▶ Stated task: Copy verbatim the stretch of the records from the first line through the line containing "region-box-eeg-1 (85, 200, 335, 365)", including both ends.

▶ Raw records:

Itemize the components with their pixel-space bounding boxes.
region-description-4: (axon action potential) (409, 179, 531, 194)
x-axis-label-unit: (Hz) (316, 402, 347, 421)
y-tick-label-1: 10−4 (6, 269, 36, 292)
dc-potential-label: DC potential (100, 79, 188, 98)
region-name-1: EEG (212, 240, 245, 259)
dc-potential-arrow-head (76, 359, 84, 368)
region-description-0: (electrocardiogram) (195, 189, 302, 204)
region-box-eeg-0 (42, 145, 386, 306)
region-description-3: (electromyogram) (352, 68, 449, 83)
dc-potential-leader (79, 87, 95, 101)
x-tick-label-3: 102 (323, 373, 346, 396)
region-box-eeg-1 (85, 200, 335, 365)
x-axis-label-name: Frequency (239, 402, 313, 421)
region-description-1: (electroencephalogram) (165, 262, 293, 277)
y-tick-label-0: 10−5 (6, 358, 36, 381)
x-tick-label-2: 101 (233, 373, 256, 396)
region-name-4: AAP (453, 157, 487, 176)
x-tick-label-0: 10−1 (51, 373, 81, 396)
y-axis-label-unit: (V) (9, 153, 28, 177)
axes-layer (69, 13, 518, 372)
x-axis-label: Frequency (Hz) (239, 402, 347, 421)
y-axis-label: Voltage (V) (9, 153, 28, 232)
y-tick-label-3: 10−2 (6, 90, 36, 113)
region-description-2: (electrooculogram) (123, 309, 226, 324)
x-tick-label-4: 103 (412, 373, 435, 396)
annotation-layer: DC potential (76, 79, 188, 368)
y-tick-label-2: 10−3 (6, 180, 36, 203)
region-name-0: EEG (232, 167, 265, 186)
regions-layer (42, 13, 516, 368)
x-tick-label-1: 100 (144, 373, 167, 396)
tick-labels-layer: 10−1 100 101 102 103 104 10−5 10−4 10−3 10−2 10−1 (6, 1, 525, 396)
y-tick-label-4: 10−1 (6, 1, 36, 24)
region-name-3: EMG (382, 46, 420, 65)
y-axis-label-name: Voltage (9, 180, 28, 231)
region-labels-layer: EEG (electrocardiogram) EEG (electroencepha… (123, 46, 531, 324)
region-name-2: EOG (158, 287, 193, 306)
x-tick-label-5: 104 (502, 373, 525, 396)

▶ Reply to the exercise:
Itemize the components with their pixel-space bounding boxes.
region-description-4: (axon action potential) (409, 179, 531, 194)
x-axis-label-unit: (Hz) (316, 402, 347, 421)
y-tick-label-1: 10−4 (6, 269, 36, 292)
dc-potential-label: DC potential (100, 79, 188, 98)
region-name-1: EEG (212, 240, 245, 259)
dc-potential-arrow-head (76, 359, 84, 368)
region-description-0: (electrocardiogram) (195, 189, 302, 204)
region-box-eeg-0 (42, 145, 386, 306)
region-description-3: (electromyogram) (352, 68, 449, 83)
dc-potential-leader (79, 87, 95, 101)
x-tick-label-3: 102 (323, 373, 346, 396)
region-box-eeg-1 (85, 200, 335, 365)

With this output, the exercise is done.